» **WHAT TO DO**
Please give the listing again in its entirety, exactly as written.

[Stored data]
* start *
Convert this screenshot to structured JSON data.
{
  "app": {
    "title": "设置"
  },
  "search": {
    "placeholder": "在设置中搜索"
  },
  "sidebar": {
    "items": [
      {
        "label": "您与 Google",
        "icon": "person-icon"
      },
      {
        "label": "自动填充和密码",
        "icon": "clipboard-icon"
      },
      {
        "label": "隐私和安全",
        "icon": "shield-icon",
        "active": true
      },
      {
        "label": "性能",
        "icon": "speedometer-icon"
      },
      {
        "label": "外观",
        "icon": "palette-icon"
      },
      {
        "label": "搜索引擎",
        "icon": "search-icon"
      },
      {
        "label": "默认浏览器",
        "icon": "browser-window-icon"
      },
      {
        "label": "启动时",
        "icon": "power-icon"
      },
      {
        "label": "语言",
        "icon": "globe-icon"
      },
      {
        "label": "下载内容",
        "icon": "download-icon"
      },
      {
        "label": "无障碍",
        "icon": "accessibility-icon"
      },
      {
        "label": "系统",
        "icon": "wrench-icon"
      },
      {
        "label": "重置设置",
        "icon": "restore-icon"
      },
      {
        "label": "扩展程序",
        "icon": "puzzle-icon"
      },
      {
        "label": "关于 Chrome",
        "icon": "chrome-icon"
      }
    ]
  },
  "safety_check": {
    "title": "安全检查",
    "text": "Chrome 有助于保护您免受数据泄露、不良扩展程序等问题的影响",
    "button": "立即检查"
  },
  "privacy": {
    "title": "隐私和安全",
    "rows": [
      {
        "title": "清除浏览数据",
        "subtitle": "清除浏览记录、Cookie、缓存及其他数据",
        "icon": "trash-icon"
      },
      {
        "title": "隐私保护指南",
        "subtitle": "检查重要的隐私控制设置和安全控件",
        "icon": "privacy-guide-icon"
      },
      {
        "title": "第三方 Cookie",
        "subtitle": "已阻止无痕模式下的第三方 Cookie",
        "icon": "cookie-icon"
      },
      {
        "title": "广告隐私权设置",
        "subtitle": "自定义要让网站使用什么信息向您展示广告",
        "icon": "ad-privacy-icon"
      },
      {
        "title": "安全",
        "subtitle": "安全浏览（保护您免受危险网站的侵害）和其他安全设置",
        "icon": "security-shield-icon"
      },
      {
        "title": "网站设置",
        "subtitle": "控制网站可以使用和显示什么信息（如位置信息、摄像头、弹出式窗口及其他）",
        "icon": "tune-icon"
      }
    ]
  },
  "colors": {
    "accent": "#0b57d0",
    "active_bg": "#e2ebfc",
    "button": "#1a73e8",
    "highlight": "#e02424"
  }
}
* end *
» **OUTPUT FOR THIS TASK**
Convert this screenshot to structured JSON data.
{
  "app": {
    "title": "设置"
  },
  "search": {
    "placeholder": "在设置中搜索"
  },
  "sidebar": {
    "items": [
      {
        "label": "您与 Google",
        "icon": "person-icon"
      },
      {
        "label": "自动填充和密码",
        "icon": "clipboard-icon"
      },
      {
        "label": "隐私和安全",
        "icon": "shield-icon",
        "active": true
      },
      {
        "label": "性能",
        "icon": "speedometer-icon"
      },
      {
        "label": "外观",
        "icon": "palette-icon"
      },
      {
        "label": "搜索引擎",
        "icon": "search-icon"
      },
      {
        "label": "默认浏览器",
        "icon": "browser-window-icon"
      },
      {
        "label": "启动时",
        "icon": "power-icon"
      },
      {
        "label": "语言",
        "icon": "globe-icon"
      },
      {
        "label": "下载内容",
        "icon": "download-icon"
      },
      {
        "label": "无障碍",
        "icon": "accessibility-icon"
      },
      {
        "label": "系统",
        "icon": "wrench-icon"
      },
      {
        "label": "重置设置",
        "icon": "restore-icon"
      },
      {
        "label": "扩展程序",
        "icon": "puzzle-icon"
      },
      {
        "label": "关于 Chrome",
        "icon": "chrome-icon"
      }
    ]
  },
  "safety_check": {
    "title": "安全检查",
    "text": "Chrome 有助于保护您免受数据泄露、不良扩展程序等问题的影响",
    "button": "立即检查"
  },
  "privacy": {
    "title": "隐私和安全",
    "rows": [
      {
        "title": "清除浏览数据",
        "subtitle": "清除浏览记录、Cookie、缓存及其他数据",
        "icon": "trash-icon"
      },
      {
        "title": "隐私保护指南",
        "subtitle": "检查重要的隐私控制设置和安全控件",
        "icon": "privacy-guide-icon"
      },
      {
        "title": "第三方 Cookie",
        "subtitle": "已阻止无痕模式下的第三方 Cookie",
        "icon": "cookie-icon"
      },
      {
        "title": "广告隐私权设置",
        "subtitle": "自定义要让网站使用什么信息向您展示广告",
        "icon": "ad-privacy-icon"
      },
      {
        "title": "安全",
        "subtitle": "安全浏览（保护您免受危险网站的侵害）和其他安全设置",
        "icon": "security-shield-icon"
      },
      {
        "title": "网站设置",
        "subtitle": "控制网站可以使用和显示什么信息（如位置信息、摄像头、弹出式窗口及其他）",
        "icon": "tune-icon"
      }
    ]
  },
  "colors": {
    "accent": "#0b57d0",
    "active_bg": "#e2ebfc",
    "button": "#1a73e8",
    "highlight": "#e02424"
  }
}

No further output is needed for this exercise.